(Region boundary data)
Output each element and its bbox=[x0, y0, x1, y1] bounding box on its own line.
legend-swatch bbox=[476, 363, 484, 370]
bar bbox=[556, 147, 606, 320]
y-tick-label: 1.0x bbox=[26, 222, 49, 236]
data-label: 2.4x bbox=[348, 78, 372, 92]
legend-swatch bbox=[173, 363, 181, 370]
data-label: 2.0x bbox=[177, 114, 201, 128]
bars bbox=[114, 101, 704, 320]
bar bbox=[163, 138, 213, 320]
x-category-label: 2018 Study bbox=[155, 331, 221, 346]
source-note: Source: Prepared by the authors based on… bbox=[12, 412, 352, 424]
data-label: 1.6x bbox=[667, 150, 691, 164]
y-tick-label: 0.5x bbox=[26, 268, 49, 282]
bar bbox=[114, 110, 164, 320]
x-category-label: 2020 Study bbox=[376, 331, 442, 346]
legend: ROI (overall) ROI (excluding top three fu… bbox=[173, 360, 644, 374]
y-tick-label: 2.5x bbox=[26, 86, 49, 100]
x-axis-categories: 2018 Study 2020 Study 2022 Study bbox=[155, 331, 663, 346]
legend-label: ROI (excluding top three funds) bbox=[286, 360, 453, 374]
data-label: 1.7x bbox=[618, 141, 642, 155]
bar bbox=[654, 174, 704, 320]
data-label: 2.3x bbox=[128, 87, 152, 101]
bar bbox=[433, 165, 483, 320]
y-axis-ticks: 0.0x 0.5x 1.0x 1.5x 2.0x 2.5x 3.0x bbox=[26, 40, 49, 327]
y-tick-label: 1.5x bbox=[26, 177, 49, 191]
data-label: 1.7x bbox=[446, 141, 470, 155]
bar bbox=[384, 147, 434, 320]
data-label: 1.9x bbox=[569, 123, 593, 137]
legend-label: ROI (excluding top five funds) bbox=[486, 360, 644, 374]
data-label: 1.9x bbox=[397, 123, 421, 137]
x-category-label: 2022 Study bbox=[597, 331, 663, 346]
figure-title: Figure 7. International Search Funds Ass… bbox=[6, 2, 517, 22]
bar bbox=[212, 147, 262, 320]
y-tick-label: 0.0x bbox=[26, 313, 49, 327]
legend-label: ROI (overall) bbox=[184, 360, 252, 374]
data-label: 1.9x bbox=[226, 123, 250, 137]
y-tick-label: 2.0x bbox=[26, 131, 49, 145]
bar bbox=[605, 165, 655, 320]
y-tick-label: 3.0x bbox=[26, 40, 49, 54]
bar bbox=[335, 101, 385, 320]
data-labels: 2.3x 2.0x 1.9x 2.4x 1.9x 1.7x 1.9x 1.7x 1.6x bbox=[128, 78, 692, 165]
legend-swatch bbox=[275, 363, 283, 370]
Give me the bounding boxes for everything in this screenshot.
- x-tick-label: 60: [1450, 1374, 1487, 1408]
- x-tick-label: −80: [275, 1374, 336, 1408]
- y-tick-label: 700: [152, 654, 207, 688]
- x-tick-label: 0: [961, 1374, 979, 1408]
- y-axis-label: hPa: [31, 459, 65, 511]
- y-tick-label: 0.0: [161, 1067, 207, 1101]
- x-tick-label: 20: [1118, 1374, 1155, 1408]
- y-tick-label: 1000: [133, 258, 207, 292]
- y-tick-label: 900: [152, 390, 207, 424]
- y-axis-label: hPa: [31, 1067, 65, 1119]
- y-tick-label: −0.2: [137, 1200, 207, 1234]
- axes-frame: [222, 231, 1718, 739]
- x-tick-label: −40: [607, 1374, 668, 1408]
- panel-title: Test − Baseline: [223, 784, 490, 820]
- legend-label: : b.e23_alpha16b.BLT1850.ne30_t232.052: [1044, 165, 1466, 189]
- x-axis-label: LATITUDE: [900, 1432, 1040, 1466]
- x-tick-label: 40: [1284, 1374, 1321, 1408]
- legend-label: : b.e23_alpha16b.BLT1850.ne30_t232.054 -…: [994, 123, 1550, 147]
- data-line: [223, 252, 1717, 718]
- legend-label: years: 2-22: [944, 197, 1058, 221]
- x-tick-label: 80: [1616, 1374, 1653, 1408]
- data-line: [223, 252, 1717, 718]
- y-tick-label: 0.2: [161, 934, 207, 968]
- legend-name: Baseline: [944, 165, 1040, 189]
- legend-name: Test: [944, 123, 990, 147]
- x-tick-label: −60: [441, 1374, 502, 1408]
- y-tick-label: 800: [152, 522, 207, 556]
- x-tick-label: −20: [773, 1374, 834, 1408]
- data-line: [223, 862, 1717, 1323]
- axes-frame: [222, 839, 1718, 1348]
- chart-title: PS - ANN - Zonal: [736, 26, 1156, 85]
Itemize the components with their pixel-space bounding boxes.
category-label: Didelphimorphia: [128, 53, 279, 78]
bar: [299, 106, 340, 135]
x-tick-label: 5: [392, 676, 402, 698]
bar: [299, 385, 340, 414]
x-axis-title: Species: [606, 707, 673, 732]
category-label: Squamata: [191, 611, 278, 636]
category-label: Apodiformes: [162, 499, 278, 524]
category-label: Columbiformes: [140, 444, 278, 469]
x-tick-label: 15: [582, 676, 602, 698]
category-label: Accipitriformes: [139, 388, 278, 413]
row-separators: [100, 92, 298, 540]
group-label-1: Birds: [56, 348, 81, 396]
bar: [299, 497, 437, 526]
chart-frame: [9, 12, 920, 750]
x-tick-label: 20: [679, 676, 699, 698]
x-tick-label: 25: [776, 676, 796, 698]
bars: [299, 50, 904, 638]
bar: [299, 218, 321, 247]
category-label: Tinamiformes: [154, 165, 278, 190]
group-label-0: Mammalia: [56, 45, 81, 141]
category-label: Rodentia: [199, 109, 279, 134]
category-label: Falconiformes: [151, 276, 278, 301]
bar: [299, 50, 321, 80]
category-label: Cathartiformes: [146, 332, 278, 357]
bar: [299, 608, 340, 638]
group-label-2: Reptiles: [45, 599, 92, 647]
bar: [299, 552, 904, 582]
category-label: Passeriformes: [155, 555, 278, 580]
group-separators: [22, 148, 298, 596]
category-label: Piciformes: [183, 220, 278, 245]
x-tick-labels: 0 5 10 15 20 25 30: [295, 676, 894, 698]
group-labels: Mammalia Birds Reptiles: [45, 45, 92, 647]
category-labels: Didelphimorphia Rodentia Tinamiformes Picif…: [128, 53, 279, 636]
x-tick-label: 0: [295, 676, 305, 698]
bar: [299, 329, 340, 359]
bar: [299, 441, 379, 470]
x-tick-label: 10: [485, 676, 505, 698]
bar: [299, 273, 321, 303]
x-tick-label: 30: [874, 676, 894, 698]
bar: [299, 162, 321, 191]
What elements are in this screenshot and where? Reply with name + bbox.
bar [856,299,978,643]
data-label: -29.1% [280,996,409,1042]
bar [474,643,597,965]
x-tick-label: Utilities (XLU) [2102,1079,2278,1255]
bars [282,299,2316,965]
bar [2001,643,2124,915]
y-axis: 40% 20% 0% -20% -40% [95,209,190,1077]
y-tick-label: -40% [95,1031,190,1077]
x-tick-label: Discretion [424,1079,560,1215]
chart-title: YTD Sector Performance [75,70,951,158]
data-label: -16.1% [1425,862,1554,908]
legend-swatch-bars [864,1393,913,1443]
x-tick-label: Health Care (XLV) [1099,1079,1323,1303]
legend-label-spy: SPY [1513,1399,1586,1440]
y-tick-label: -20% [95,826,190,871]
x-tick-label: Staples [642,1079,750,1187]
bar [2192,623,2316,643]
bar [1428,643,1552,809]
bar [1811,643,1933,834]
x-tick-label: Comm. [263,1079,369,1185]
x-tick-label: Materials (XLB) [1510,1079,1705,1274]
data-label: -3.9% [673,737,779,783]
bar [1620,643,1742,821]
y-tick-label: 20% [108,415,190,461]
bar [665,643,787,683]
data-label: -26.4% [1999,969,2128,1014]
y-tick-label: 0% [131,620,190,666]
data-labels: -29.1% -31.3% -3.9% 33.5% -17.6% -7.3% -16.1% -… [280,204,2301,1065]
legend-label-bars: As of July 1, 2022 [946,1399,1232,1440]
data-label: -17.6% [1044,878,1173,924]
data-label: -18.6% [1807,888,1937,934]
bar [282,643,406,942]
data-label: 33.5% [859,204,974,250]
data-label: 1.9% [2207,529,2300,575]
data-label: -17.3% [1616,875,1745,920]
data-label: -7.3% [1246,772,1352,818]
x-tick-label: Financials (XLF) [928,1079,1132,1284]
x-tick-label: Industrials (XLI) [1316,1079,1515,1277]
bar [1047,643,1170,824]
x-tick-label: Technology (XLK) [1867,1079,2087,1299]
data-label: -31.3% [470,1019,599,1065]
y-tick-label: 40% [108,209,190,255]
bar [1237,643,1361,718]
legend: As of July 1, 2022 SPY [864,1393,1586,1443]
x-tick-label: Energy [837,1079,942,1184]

● What to produce: Copy out the records verbatim, from the first line through the line that holds "legend-swatch bbox=[173, 363, 181, 370]", including both of those lines.

● Task solution:
Output each element and its bbox=[x0, y0, x1, y1] bounding box on its own line.
legend-swatch bbox=[476, 363, 484, 370]
bar bbox=[556, 147, 606, 320]
y-tick-label: 1.0x bbox=[26, 222, 49, 236]
data-label: 2.4x bbox=[348, 78, 372, 92]
legend-swatch bbox=[173, 363, 181, 370]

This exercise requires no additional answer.